__Directions__
**1)** In the article on dating with herpes, restate the paragraph beginning "Rochelle, a 37-year-old woman" more briefly while keeping its main facts.
**2)** Reproduce the passage from the article on dating with herpes starting with "Rochelle, a 37-year-old" and going on through "last intimate relationship.".
**3)** Write what comes next in the article on dating with herpes, picking up after its final sentence.

__Extract provided__
=== Section Start ===
Rochelle, a 37-year-old woman living with herpes, hasn’t quite shared Kayla’s self-assured dating experiences. For Rochelle, her status has negatively affected her self-worth. She has been living with herpes since she was 32, which was also the time of her last intimate relationship. 

“I have been spending a great amount of time doing inner work (with the help of counseling, reading resources, and listening to podcasts) to build that confidence to really get out there and find love again,” she says. “I am putting myself out there, but I have found myself being more cognizant [of] who I choose to entertain,” she says. She battles with insecurities and low self-esteem as a result of her diagnosis. “I’m a private person so even disclosing to potential sexual partners, and the fear of rejection (or telling people about my business) drives me away from going on subsequent dates, even if the person is worth seeing again. As a result, my sex life is non-existent.”

Rochelle adds, “Don’t get me wrong, I do frequently engage in self-pleasure and hope that I’ll someday be intimate with a partner, but it’s been very lonely.”

Destinee has an experience similar to Rochelle’s. She battled with depression after being diagnosed. However, after making an effort to get back out there and date, she’s had some success.

“Dating with herpes has been… hard. When I received my diagnosis all my confidence went out the window,” she says. “I tend to be very hard on myself and I psych myself out when it’s time to disclose. I’ve had three ‘situationships’ since my diagnosis and all three felt that they couldn’t continue the relationship because I had herpes. Most people hear herpes and assume the worst and don’t even try to get to know me genuinely. When I was first diagnosed my sex life was out of the window and it was mostly by choice. After trying to put myself out there, I was rejected by some prospective partners; but, I recently met someone who also suffers from HSV and my sex life has rocketed.”
=== Section End ===
(Dataset entries)
=== Section Start ===
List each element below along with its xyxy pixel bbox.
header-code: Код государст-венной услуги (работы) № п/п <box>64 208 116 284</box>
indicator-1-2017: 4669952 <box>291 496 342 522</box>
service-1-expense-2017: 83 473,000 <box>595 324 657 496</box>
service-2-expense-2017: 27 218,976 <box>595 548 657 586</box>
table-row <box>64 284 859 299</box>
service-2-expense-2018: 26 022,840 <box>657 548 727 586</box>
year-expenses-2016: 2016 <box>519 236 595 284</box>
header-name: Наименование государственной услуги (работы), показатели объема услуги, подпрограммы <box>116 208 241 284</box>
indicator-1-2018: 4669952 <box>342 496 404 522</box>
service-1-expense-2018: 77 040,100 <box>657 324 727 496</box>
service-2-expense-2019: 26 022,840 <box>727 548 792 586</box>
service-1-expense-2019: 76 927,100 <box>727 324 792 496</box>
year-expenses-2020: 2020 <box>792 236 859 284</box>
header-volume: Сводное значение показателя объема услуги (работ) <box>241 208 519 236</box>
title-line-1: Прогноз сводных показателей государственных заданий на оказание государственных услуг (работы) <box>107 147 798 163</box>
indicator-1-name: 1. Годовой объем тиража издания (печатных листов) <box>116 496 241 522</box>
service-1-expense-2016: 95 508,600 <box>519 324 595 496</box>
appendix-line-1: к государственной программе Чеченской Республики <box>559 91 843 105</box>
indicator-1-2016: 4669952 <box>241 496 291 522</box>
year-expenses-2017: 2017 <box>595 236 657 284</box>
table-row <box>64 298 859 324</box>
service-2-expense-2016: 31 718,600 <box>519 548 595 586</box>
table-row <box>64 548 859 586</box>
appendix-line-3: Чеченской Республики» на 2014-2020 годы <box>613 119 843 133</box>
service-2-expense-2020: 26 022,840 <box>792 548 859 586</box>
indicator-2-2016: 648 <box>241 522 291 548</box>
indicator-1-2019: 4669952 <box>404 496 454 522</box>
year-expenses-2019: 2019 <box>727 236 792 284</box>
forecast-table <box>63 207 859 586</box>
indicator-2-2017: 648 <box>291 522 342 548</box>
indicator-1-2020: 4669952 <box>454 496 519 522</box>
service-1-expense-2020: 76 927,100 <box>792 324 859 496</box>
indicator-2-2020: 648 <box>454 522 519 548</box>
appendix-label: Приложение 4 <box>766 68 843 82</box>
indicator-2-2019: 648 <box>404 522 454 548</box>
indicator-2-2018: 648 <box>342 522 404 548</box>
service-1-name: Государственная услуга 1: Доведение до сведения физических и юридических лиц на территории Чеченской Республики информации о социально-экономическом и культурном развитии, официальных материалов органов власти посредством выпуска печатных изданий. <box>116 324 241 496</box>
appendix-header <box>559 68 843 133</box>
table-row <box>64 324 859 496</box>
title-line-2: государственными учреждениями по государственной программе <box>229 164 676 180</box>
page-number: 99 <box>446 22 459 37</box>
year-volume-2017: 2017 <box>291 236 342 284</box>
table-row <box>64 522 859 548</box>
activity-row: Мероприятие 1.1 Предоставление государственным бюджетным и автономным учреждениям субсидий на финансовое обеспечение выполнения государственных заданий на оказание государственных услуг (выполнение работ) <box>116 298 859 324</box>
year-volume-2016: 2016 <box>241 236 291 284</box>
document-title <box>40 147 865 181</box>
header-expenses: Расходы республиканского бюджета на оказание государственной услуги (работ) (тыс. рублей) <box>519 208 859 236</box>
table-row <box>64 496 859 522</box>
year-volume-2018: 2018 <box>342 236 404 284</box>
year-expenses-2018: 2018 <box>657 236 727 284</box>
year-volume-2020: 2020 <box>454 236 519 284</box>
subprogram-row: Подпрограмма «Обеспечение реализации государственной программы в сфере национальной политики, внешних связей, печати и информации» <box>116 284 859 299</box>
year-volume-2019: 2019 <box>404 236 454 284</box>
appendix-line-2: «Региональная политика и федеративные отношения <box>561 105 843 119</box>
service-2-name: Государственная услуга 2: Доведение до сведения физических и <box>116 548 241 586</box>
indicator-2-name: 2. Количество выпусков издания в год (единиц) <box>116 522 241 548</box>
=== Section End ===
__Task-by-task outputs__
**1)** Rochelle, 37, has not had Kayla's confident dating experiences, and living with herpes has hurt her self-worth. She was diagnosed at 32, which was also when her last intimate relationship took place.

**2)**
Rochelle, a 37-year-old woman living with herpes, hasn’t quite shared Kayla’s self-assured dating experiences. For Rochelle, her status has negatively affected her self-worth. She has been living with herpes since she was 32, which was also the time of her last intimate relationship.

**3)**
When all four women were asked what was the one thing they wanted the world to know about people who live with herpes, Kayla stated, “Herpes is not the boogeyman disease that it’s made out to be. While outbreaks are an inconvenience, they are less frequent as time goes on, and it is possible to have a healthy, normal sex life as long as you’re practicing safer sex with your partners. Herpes does not define your worth or desirability unless you give it the power to do so.”  

Rochelle also pleaded for others who know they have herpes to be honest and let potential mates know. “It’s not easy to talk about, but when you’re both informed, then there’s much less of a chance of transmission. Communication is key,” she says. “Let the person without herpes make the choice of being intimate with you.”  

With so much information available at our fingertips, it’s much easier to be informed and knowledgeable about living with STIs as a whole. For those attempting to date with herpes, it seems the experience isn’t nearly as scary as the assumptions made about how other people will feel about your diagnosis. There is so much more to life and love than your herpes status. Take advantage of the resources that help dismantle stigmas surrounding it. If your status has impacted your self-esteem, seek therapy to discuss your thoughts about your diagnosis. You can also join a support group such as Overcomers. Most importantly, communicate with potential partners, love yourself, and know that life with herpes doesn’t have to mean a life without love.